(EXCERPTED DATA):
>>>

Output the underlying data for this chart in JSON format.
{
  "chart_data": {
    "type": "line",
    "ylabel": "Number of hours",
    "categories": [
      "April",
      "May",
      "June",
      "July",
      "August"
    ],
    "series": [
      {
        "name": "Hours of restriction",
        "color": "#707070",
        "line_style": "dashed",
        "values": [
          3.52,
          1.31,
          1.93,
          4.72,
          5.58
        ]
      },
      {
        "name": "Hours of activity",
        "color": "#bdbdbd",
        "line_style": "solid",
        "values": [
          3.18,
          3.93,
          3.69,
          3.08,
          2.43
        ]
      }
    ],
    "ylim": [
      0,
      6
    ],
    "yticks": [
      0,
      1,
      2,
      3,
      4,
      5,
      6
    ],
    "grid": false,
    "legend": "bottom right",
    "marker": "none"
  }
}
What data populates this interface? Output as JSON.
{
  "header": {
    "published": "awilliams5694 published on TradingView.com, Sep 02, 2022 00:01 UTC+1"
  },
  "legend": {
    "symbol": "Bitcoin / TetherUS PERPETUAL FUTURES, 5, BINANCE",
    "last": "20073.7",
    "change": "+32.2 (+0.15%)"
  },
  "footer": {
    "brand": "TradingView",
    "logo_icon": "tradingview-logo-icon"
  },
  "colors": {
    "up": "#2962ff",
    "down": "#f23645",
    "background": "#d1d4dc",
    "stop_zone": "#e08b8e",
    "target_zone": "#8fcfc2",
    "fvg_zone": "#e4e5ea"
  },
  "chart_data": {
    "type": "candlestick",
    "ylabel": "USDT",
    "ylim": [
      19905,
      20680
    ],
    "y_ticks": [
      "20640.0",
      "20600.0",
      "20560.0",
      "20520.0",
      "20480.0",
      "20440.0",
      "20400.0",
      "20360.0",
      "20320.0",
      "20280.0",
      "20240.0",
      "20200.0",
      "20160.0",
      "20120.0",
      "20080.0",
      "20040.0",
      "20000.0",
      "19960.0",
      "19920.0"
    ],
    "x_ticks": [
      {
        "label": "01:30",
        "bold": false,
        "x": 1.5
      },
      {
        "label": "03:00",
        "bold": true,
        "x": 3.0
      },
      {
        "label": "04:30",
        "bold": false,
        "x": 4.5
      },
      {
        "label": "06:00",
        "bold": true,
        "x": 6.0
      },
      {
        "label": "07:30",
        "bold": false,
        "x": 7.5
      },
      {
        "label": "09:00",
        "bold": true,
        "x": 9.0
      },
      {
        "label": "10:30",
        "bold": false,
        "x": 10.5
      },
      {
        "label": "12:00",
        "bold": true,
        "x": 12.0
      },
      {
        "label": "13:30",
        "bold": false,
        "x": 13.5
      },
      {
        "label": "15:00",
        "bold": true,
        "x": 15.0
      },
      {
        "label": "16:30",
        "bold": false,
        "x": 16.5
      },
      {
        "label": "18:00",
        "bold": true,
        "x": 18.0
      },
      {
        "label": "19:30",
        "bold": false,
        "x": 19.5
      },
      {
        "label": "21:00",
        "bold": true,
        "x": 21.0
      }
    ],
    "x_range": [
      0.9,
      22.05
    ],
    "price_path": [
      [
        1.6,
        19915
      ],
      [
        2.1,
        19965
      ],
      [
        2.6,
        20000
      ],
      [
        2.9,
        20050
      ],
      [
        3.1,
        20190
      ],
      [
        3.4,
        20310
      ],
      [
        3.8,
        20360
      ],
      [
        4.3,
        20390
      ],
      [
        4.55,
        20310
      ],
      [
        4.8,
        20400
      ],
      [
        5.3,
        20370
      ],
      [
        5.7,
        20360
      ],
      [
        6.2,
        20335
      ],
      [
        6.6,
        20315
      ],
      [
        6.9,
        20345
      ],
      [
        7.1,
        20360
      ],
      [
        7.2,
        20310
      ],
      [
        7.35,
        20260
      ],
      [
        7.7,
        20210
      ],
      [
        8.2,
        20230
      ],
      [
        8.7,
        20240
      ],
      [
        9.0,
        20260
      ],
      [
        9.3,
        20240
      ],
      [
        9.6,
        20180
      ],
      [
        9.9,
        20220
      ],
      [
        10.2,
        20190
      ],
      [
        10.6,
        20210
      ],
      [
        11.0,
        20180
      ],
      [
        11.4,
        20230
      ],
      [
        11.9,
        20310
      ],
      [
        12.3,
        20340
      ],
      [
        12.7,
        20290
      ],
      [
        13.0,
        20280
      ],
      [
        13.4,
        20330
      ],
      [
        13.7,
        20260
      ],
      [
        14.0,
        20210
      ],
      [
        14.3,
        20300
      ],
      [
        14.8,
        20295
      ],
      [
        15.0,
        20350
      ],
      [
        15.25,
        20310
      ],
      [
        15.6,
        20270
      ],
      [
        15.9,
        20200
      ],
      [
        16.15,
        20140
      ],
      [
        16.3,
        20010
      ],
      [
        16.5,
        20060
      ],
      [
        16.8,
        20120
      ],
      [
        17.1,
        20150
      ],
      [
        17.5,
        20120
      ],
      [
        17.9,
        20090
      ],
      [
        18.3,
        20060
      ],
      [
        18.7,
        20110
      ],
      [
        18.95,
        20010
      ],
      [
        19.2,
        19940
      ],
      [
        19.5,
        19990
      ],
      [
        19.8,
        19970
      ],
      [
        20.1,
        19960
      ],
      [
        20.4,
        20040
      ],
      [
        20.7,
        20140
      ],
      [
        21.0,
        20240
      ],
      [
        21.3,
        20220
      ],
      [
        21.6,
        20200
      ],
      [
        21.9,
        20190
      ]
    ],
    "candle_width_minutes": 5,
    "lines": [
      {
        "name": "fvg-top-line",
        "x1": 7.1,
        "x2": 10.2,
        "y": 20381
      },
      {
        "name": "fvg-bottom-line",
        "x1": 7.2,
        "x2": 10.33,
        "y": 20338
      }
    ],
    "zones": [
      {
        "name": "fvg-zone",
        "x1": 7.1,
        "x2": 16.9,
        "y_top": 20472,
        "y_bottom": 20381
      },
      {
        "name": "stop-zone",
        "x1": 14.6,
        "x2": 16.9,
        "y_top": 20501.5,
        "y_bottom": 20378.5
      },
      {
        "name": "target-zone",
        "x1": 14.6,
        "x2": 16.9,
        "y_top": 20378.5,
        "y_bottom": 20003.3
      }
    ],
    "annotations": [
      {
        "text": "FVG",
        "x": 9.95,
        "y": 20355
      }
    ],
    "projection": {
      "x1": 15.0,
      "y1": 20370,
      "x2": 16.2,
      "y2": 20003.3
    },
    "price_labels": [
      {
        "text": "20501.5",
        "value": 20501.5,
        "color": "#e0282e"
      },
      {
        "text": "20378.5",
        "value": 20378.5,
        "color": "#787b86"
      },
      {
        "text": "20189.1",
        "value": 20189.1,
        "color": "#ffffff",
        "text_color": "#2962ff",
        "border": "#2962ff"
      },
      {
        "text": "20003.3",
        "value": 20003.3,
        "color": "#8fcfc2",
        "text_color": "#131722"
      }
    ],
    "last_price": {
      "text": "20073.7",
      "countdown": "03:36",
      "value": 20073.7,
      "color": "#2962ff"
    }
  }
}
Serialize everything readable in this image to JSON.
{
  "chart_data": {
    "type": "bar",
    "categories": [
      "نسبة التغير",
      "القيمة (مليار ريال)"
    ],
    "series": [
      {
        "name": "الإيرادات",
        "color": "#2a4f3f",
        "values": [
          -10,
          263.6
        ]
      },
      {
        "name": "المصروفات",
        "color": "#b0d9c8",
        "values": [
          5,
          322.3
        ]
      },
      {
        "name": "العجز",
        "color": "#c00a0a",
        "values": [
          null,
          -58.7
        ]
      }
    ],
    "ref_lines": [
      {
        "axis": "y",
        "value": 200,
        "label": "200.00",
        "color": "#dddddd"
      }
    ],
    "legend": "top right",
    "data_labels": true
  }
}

<<<

(WHAT IS ASKED): Each entry above is to be quoted exactly.

(ANSWER TO THIS EXERCISE):
Output the underlying data for this chart in JSON format.
{
  "chart_data": {
    "type": "line",
    "ylabel": "Number of hours",
    "categories": [
      "April",
      "May",
      "June",
      "July",
      "August"
    ],
    "series": [
      {
        "name": "Hours of restriction",
        "color": "#707070",
        "line_style": "dashed",
        "values": [
          3.52,
          1.31,
          1.93,
          4.72,
          5.58
        ]
      },
      {
        "name": "Hours of activity",
        "color": "#bdbdbd",
        "line_style": "solid",
        "values": [
          3.18,
          3.93,
          3.69,
          3.08,
          2.43
        ]
      }
    ],
    "ylim": [
      0,
      6
    ],
    "yticks": [
      0,
      1,
      2,
      3,
      4,
      5,
      6
    ],
    "grid": false,
    "legend": "bottom right",
    "marker": "none"
  }
}
What data populates this interface? Output as JSON.
{
  "header": {
    "published": "awilliams5694 published on TradingView.com, Sep 02, 2022 00:01 UTC+1"
  },
  "legend": {
    "symbol": "Bitcoin / TetherUS PERPETUAL FUTURES, 5, BINANCE",
    "last": "20073.7",
    "change": "+32.2 (+0.15%)"
  },
  "footer": {
    "brand": "TradingView",
    "logo_icon": "tradingview-logo-icon"
  },
  "colors": {
    "up": "#2962ff",
    "down": "#f23645",
    "background": "#d1d4dc",
    "stop_zone": "#e08b8e",
    "target_zone": "#8fcfc2",
    "fvg_zone": "#e4e5ea"
  },
  "chart_data": {
    "type": "candlestick",
    "ylabel": "USDT",
    "ylim": [
      19905,
      20680
    ],
    "y_ticks": [
      "20640.0",
      "20600.0",
      "20560.0",
      "20520.0",
      "20480.0",
      "20440.0",
      "20400.0",
      "20360.0",
      "20320.0",
      "20280.0",
      "20240.0",
      "20200.0",
      "20160.0",
      "20120.0",
      "20080.0",
      "20040.0",
      "20000.0",
      "19960.0",
      "19920.0"
    ],
    "x_ticks": [
      {
        "label": "01:30",
        "bold": false,
        "x": 1.5
      },
      {
        "label": "03:00",
        "bold": true,
        "x": 3.0
      },
      {
        "label": "04:30",
        "bold": false,
        "x": 4.5
      },
      {
        "label": "06:00",
        "bold": true,
        "x": 6.0
      },
      {
        "label": "07:30",
        "bold": false,
        "x": 7.5
      },
      {
        "label": "09:00",
        "bold": true,
        "x": 9.0
      },
      {
        "label": "10:30",
        "bold": false,
        "x": 10.5
      },
      {
        "label": "12:00",
        "bold": true,
        "x": 12.0
      },
      {
        "label": "13:30",
        "bold": false,
        "x": 13.5
      },
      {
        "label": "15:00",
        "bold": true,
        "x": 15.0
      },
      {
        "label": "16:30",
        "bold": false,
        "x": 16.5
      },
      {
        "label": "18:00",
        "bold": true,
        "x": 18.0
      },
      {
        "label": "19:30",
        "bold": false,
        "x": 19.5
      },
      {
        "label": "21:00",
        "bold": true,
        "x": 21.0
      }
    ],
    "x_range": [
      0.9,
      22.05
    ],
    "price_path": [
      [
        1.6,
        19915
      ],
      [
        2.1,
        19965
      ],
      [
        2.6,
        20000
      ],
      [
        2.9,
        20050
      ],
      [
        3.1,
        20190
      ],
      [
        3.4,
        20310
      ],
      [
        3.8,
        20360
      ],
      [
        4.3,
        20390
      ],
      [
        4.55,
        20310
      ],
      [
        4.8,
        20400
      ],
      [
        5.3,
        20370
      ],
      [
        5.7,
        20360
      ],
      [
        6.2,
        20335
      ],
      [
        6.6,
        20315
      ],
      [
        6.9,
        20345
      ],
      [
        7.1,
        20360
      ],
      [
        7.2,
        20310
      ],
      [
        7.35,
        20260
      ],
      [
        7.7,
        20210
      ],
      [
        8.2,
        20230
      ],
      [
        8.7,
        20240
      ],
      [
        9.0,
        20260
      ],
      [
        9.3,
        20240
      ],
      [
        9.6,
        20180
      ],
      [
        9.9,
        20220
      ],
      [
        10.2,
        20190
      ],
      [
        10.6,
        20210
      ],
      [
        11.0,
        20180
      ],
      [
        11.4,
        20230
      ],
      [
        11.9,
        20310
      ],
      [
        12.3,
        20340
      ],
      [
        12.7,
        20290
      ],
      [
        13.0,
        20280
      ],
      [
        13.4,
        20330
      ],
      [
        13.7,
        20260
      ],
      [
        14.0,
        20210
      ],
      [
        14.3,
        20300
      ],
      [
        14.8,
        20295
      ],
      [
        15.0,
        20350
      ],
      [
        15.25,
        20310
      ],
      [
        15.6,
        20270
      ],
      [
        15.9,
        20200
      ],
      [
        16.15,
        20140
      ],
      [
        16.3,
        20010
      ],
      [
        16.5,
        20060
      ],
      [
        16.8,
        20120
      ],
      [
        17.1,
        20150
      ],
      [
        17.5,
        20120
      ],
      [
        17.9,
        20090
      ],
      [
        18.3,
        20060
      ],
      [
        18.7,
        20110
      ],
      [
        18.95,
        20010
      ],
      [
        19.2,
        19940
      ],
      [
        19.5,
        19990
      ],
      [
        19.8,
        19970
      ],
      [
        20.1,
        19960
      ],
      [
        20.4,
        20040
      ],
      [
        20.7,
        20140
      ],
      [
        21.0,
        20240
      ],
      [
        21.3,
        20220
      ],
      [
        21.6,
        20200
      ],
      [
        21.9,
        20190
      ]
    ],
    "candle_width_minutes": 5,
    "lines": [
      {
        "name": "fvg-top-line",
        "x1": 7.1,
        "x2": 10.2,
        "y": 20381
      },
      {
        "name": "fvg-bottom-line",
        "x1": 7.2,
        "x2": 10.33,
        "y": 20338
      }
    ],
    "zones": [
      {
        "name": "fvg-zone",
        "x1": 7.1,
        "x2": 16.9,
        "y_top": 20472,
        "y_bottom": 20381
      },
      {
        "name": "stop-zone",
        "x1": 14.6,
        "x2": 16.9,
        "y_top": 20501.5,
        "y_bottom": 20378.5
      },
      {
        "name": "target-zone",
        "x1": 14.6,
        "x2": 16.9,
        "y_top": 20378.5,
        "y_bottom": 20003.3
      }
    ],
    "annotations": [
      {
        "text": "FVG",
        "x": 9.95,
        "y": 20355
      }
    ],
    "projection": {
      "x1": 15.0,
      "y1": 20370,
      "x2": 16.2,
      "y2": 20003.3
    },
    "price_labels": [
      {
        "text": "20501.5",
        "value": 20501.5,
        "color": "#e0282e"
      },
      {
        "text": "20378.5",
        "value": 20378.5,
        "color": "#787b86"
      },
      {
        "text": "20189.1",
        "value": 20189.1,
        "color": "#ffffff",
        "text_color": "#2962ff",
        "border": "#2962ff"
      },
      {
        "text": "20003.3",
        "value": 20003.3,
        "color": "#8fcfc2",
        "text_color": "#131722"
      }
    ],
    "last_price": {
      "text": "20073.7",
      "countdown": "03:36",
      "value": 20073.7,
      "color": "#2962ff"
    }
  }
}
Serialize everything readable in this image to JSON.
{
  "chart_data": {
    "type": "bar",
    "categories": [
      "نسبة التغير",
      "القيمة (مليار ريال)"
    ],
    "series": [
      {
        "name": "الإيرادات",
        "color": "#2a4f3f",
        "values": [
          -10,
          263.6
        ]
      },
      {
        "name": "المصروفات",
        "color": "#b0d9c8",
        "values": [
          5,
          322.3
        ]
      },
      {
        "name": "العجز",
        "color": "#c00a0a",
        "values": [
          null,
          -58.7
        ]
      }
    ],
    "ref_lines": [
      {
        "axis": "y",
        "value": 200,
        "label": "200.00",
        "color": "#dddddd"
      }
    ],
    "legend": "top right",
    "data_labels": true
  }
}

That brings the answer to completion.